== Entries shown ==

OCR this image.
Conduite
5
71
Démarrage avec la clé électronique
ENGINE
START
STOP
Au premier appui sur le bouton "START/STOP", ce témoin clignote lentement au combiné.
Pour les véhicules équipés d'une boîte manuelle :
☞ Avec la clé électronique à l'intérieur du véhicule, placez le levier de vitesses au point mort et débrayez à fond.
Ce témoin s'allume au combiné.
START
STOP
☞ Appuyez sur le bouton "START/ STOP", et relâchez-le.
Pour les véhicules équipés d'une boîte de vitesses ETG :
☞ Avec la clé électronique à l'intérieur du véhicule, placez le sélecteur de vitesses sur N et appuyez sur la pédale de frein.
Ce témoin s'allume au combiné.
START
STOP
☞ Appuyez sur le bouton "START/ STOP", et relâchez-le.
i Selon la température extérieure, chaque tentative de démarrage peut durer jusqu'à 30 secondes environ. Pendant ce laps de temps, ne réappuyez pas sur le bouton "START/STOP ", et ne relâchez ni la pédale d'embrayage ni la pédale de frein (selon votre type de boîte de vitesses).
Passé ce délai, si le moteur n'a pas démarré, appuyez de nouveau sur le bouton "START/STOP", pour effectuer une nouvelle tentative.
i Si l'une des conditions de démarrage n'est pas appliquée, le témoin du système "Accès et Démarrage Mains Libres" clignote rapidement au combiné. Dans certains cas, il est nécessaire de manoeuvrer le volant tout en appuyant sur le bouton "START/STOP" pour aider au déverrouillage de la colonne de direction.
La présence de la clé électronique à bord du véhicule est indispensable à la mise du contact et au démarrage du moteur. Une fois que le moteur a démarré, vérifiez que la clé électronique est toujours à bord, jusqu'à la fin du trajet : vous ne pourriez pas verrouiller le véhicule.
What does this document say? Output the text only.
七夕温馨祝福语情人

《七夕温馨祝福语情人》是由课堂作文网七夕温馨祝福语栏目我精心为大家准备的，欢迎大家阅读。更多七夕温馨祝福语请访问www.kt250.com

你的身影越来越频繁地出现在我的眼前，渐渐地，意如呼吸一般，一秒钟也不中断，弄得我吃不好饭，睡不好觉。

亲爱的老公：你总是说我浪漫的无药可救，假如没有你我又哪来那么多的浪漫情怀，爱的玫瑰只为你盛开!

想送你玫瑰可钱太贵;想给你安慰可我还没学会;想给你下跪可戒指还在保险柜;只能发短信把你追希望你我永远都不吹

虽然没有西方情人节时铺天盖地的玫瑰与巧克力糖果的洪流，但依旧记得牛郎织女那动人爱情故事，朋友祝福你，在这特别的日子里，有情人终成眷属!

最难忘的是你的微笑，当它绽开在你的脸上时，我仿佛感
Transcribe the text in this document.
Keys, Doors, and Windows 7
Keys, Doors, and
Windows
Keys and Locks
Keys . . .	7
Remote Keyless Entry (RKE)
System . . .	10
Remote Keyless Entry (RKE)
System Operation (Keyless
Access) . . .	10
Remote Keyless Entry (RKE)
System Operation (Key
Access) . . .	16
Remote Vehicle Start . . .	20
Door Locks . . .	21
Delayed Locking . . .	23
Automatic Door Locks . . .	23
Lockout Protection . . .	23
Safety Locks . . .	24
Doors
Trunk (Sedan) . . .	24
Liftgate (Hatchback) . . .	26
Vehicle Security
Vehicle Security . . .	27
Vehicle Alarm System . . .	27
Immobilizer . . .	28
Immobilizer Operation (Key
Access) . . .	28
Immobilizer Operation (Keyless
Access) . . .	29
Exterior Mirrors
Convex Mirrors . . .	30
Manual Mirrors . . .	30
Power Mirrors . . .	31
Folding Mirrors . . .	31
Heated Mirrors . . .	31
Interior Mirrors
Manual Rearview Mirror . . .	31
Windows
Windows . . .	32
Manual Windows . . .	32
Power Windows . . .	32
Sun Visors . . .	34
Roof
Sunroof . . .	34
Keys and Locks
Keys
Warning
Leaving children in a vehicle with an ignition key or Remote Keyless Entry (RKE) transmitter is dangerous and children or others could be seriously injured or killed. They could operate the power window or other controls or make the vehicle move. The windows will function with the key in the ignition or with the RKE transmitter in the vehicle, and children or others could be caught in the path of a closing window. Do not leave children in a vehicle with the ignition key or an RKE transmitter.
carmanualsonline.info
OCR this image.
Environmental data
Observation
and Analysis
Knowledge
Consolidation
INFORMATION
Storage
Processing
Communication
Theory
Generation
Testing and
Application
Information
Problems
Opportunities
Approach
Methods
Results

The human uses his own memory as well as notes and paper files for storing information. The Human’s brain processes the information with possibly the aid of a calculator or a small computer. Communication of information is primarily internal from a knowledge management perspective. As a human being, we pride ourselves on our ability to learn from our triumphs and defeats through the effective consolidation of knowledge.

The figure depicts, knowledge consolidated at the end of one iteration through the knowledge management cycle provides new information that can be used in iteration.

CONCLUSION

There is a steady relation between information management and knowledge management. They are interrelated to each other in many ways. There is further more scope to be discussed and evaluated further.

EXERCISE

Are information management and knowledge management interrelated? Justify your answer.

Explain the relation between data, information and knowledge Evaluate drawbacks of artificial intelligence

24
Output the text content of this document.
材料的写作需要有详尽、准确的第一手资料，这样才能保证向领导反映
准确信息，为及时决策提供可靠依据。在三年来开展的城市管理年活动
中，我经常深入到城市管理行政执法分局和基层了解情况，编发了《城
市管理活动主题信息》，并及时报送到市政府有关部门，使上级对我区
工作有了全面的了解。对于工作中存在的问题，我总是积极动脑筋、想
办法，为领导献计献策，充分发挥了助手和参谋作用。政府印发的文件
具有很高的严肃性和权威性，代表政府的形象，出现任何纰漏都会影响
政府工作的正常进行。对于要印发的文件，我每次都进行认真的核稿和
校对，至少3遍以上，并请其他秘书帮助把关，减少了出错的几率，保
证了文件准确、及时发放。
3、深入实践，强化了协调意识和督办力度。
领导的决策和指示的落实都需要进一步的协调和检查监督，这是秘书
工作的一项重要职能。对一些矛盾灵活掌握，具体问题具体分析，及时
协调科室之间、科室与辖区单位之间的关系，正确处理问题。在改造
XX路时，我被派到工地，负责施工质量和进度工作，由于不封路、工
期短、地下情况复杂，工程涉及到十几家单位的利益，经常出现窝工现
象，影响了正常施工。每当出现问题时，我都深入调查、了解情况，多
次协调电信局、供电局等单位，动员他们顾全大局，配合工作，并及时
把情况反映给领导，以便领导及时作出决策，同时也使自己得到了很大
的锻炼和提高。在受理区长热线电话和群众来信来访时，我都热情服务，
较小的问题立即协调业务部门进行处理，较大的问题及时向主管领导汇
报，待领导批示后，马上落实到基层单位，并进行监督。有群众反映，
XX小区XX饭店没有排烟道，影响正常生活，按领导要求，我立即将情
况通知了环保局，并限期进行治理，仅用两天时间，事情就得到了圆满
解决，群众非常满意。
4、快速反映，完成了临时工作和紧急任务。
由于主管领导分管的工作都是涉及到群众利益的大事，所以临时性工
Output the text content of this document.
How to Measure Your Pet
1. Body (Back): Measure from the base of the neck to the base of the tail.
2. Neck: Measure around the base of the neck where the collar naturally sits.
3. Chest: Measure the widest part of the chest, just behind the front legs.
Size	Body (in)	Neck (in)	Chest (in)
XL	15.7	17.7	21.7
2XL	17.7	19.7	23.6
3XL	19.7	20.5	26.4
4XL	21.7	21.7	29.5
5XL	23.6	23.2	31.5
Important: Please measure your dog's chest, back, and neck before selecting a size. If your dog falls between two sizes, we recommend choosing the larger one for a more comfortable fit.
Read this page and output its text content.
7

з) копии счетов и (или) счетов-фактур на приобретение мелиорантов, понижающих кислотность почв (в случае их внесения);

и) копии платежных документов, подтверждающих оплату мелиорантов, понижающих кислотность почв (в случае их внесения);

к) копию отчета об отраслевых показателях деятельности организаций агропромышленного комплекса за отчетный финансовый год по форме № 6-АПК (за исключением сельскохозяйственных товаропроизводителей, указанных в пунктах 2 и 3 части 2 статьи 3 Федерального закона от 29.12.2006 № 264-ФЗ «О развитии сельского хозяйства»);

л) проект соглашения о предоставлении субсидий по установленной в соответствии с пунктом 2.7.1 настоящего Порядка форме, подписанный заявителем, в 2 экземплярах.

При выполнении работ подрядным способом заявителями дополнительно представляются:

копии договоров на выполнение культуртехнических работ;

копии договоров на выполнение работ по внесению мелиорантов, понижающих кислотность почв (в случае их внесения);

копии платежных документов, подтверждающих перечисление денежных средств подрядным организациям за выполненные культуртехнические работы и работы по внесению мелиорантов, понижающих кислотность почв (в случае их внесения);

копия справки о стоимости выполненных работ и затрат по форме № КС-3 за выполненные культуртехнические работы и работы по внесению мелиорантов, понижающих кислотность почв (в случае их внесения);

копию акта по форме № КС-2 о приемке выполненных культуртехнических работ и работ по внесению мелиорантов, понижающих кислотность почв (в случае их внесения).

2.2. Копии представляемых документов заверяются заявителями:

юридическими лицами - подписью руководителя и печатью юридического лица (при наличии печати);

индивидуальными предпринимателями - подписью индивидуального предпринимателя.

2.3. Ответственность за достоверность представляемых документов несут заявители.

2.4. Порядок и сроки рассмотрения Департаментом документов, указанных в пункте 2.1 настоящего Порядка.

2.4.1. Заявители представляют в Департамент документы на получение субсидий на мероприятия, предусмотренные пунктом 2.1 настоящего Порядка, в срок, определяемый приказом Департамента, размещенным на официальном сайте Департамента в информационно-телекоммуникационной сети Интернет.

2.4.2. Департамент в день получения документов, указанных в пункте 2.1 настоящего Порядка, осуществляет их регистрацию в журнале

===

[Work instructions]
Report how many lines of the listing hold the string "понижающих", giving only the number.

[Answer for this exercise]
6